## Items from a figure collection
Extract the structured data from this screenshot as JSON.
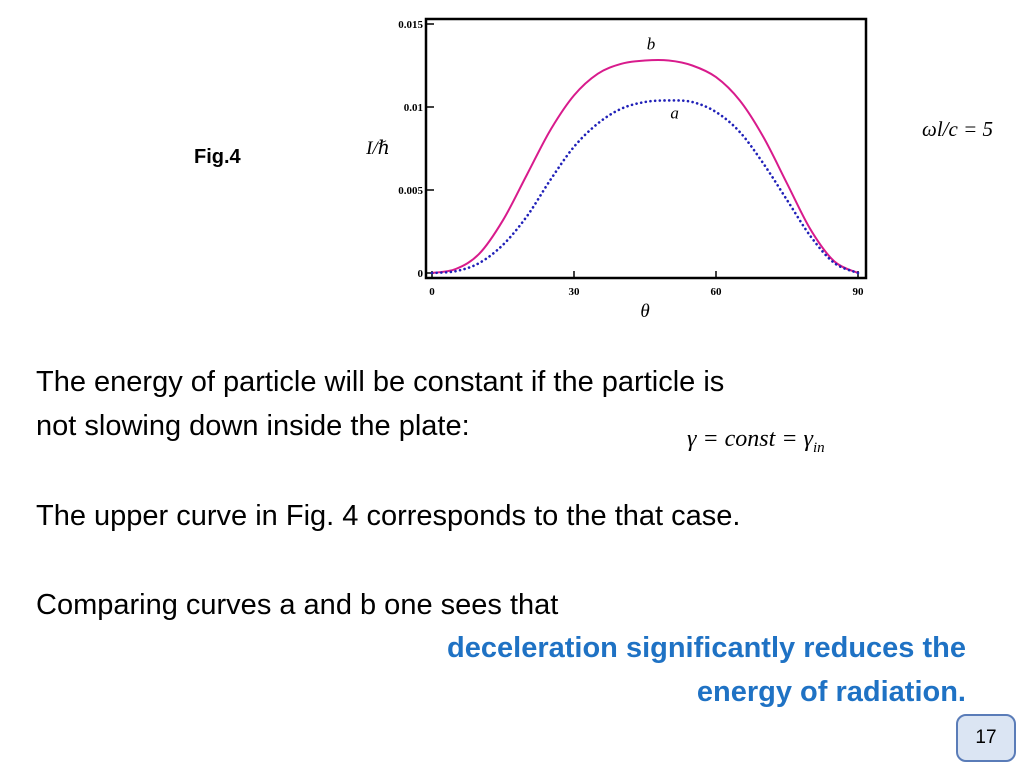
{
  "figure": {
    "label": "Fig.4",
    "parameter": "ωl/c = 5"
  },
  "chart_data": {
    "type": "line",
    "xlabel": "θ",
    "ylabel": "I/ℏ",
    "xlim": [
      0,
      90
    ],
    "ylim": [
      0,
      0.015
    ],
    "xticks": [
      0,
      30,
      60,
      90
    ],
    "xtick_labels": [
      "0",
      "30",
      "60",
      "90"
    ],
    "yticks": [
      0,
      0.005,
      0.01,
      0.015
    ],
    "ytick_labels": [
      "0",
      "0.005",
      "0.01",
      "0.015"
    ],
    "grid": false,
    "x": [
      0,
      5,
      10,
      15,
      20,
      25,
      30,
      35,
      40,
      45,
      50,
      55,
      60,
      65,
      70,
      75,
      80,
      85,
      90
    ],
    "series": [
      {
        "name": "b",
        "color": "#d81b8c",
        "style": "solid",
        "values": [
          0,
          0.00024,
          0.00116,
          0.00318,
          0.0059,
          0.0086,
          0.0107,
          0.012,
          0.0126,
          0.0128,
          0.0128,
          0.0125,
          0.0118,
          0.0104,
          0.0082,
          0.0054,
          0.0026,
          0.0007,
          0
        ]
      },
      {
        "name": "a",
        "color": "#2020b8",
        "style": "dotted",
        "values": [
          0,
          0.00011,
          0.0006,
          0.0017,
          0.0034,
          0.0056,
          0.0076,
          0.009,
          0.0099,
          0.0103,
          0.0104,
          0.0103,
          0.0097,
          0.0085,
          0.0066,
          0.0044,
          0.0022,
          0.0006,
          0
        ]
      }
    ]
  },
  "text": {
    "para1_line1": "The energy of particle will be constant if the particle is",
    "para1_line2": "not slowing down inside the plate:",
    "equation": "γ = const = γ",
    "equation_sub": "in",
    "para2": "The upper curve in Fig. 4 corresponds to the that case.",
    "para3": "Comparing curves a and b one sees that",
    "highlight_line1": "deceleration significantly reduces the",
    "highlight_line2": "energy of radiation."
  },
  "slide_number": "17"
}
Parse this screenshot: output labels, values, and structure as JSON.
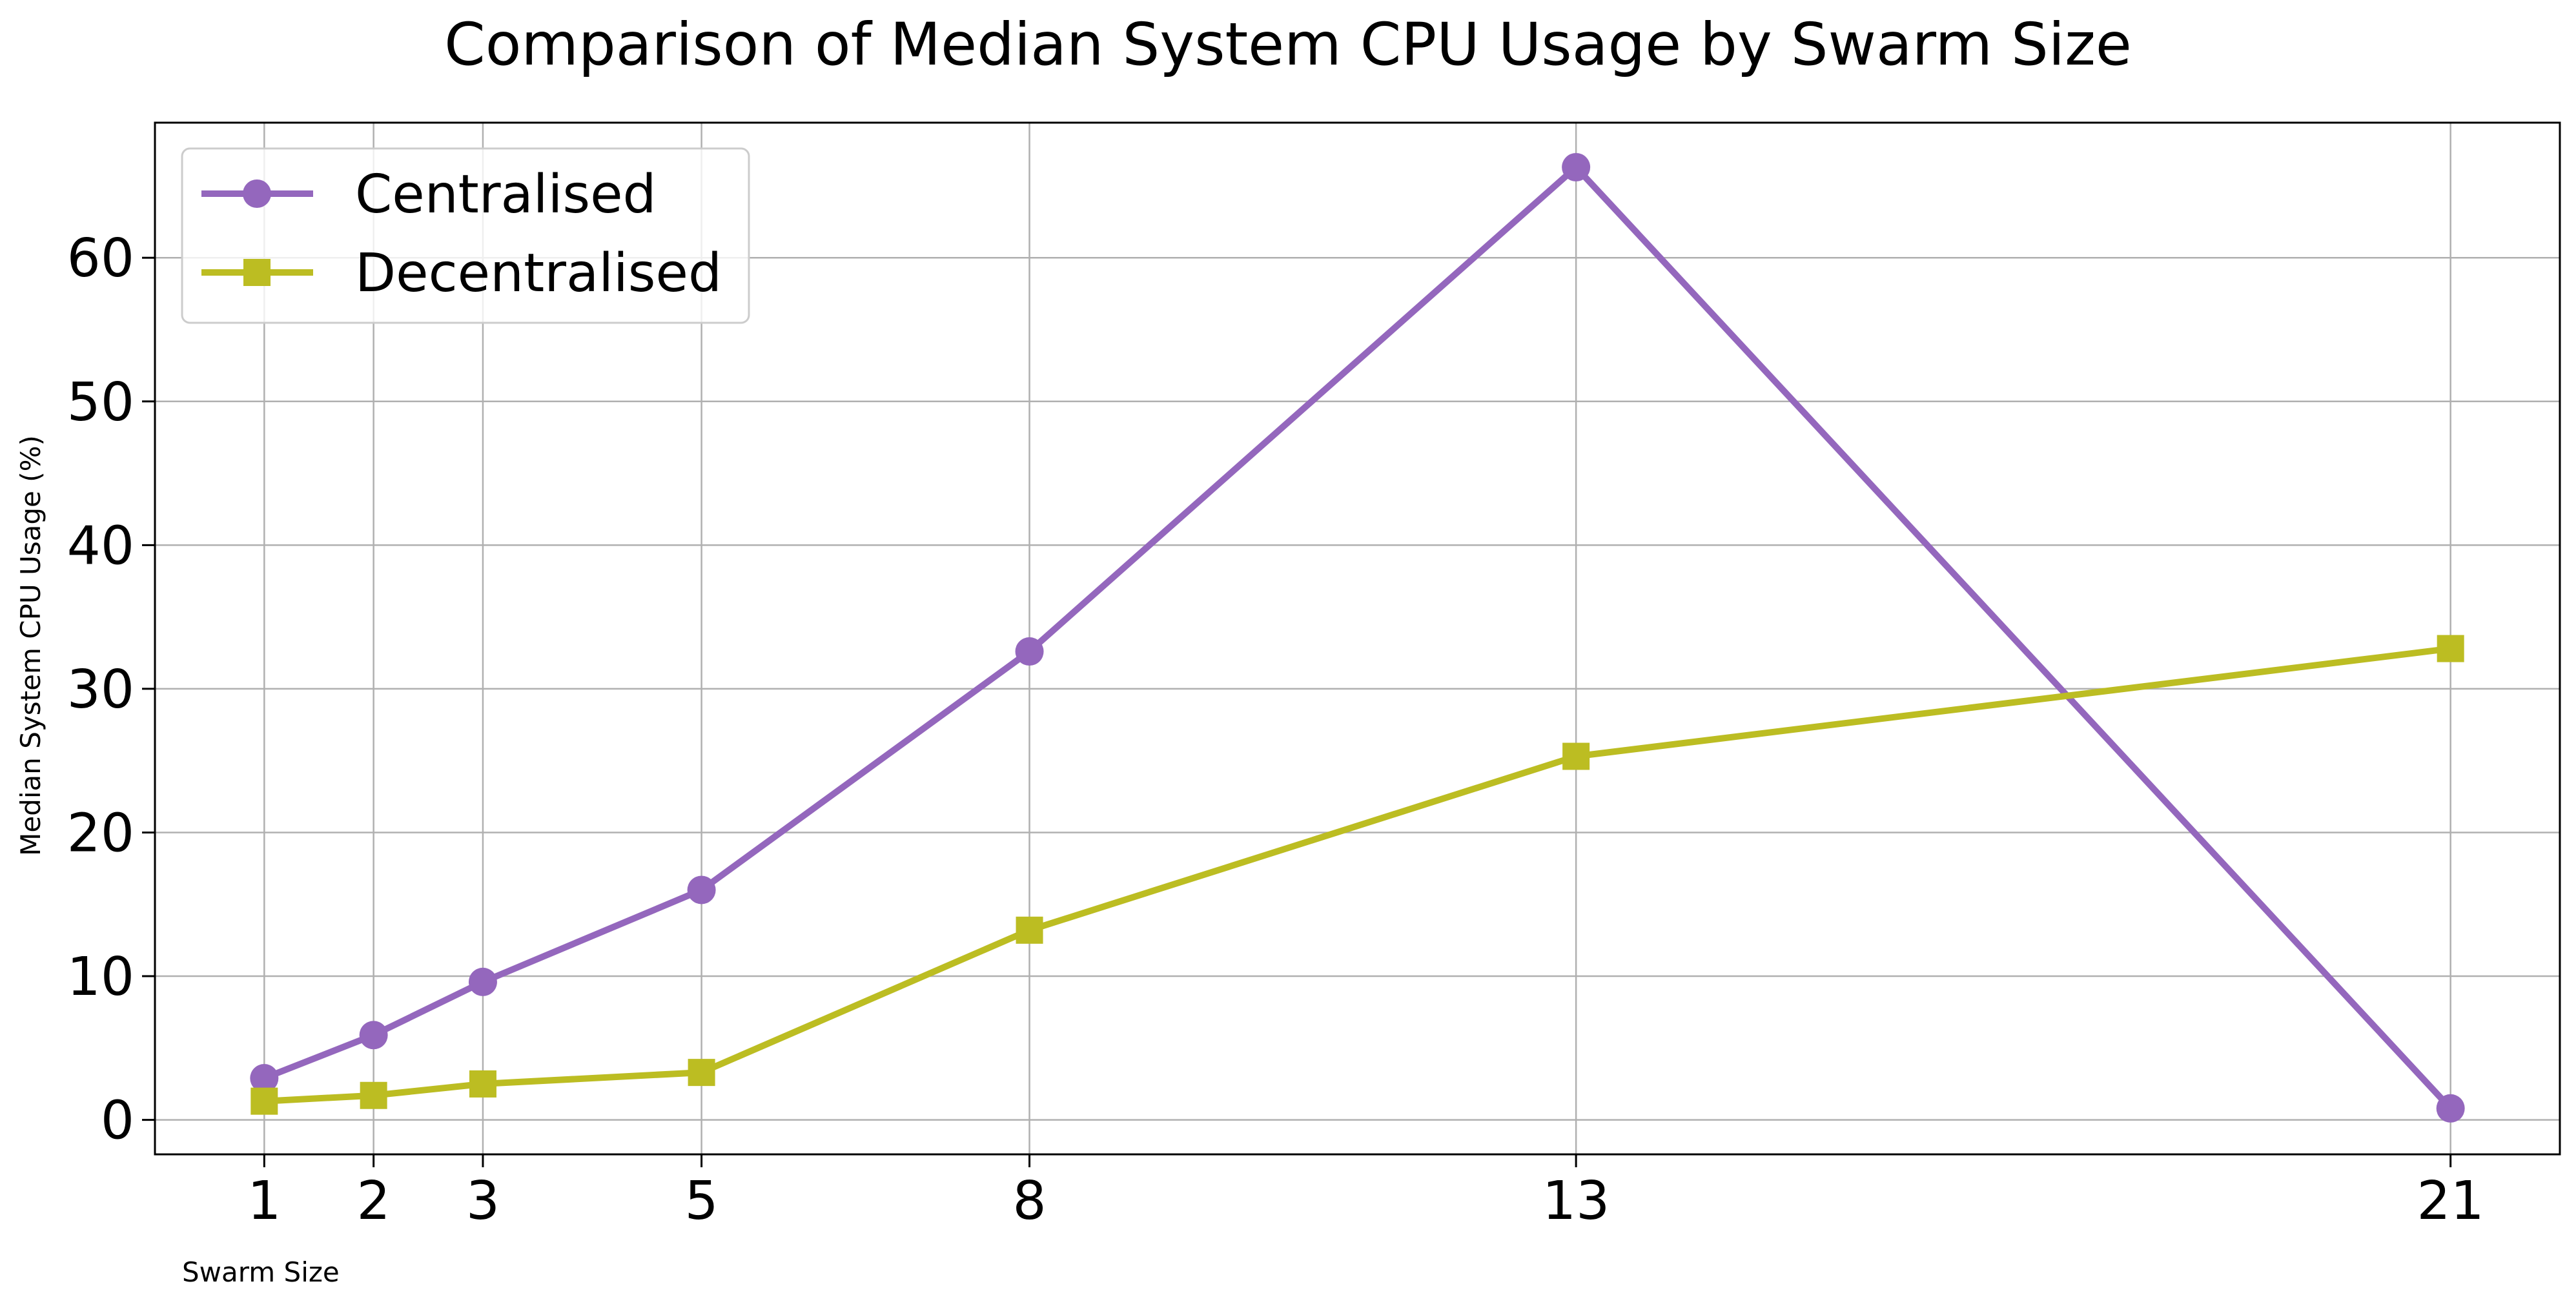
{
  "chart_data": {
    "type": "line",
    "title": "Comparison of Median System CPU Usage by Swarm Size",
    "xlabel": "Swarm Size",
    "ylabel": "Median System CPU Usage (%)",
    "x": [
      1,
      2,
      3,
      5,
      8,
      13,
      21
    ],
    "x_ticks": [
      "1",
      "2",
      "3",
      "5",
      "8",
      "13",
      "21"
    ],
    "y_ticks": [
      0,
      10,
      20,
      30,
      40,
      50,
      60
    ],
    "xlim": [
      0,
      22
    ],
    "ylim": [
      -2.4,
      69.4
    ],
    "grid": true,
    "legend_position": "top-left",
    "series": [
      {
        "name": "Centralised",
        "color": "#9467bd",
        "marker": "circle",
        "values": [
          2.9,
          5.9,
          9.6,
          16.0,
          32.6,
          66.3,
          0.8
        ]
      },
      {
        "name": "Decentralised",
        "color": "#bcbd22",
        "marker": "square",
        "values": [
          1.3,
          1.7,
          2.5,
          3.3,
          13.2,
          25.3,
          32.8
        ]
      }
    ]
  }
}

## Requirement
Reproduce the lines of the listing exactly, starting at the one that contains "Parse this screenshot: output" and continuing through the final line, but leave out the pictures.

## Exercise response
Parse this screenshot: output labels, values, and structure as JSON.
{
  "chart_data": {
    "type": "line",
    "title": "Comparison of Median System CPU Usage by Swarm Size",
    "xlabel": "Swarm Size",
    "ylabel": "Median System CPU Usage (%)",
    "x": [
      1,
      2,
      3,
      5,
      8,
      13,
      21
    ],
    "x_ticks": [
      "1",
      "2",
      "3",
      "5",
      "8",
      "13",
      "21"
    ],
    "y_ticks": [
      0,
      10,
      20,
      30,
      40,
      50,
      60
    ],
    "xlim": [
      0,
      22
    ],
    "ylim": [
      -2.4,
      69.4
    ],
    "grid": true,
    "legend_position": "top-left",
    "series": [
      {
        "name": "Centralised",
        "color": "#9467bd",
        "marker": "circle",
        "values": [
          2.9,
          5.9,
          9.6,
          16.0,
          32.6,
          66.3,
          0.8
        ]
      },
      {
        "name": "Decentralised",
        "color": "#bcbd22",
        "marker": "square",
        "values": [
          1.3,
          1.7,
          2.5,
          3.3,
          13.2,
          25.3,
          32.8
        ]
      }
    ]
  }
}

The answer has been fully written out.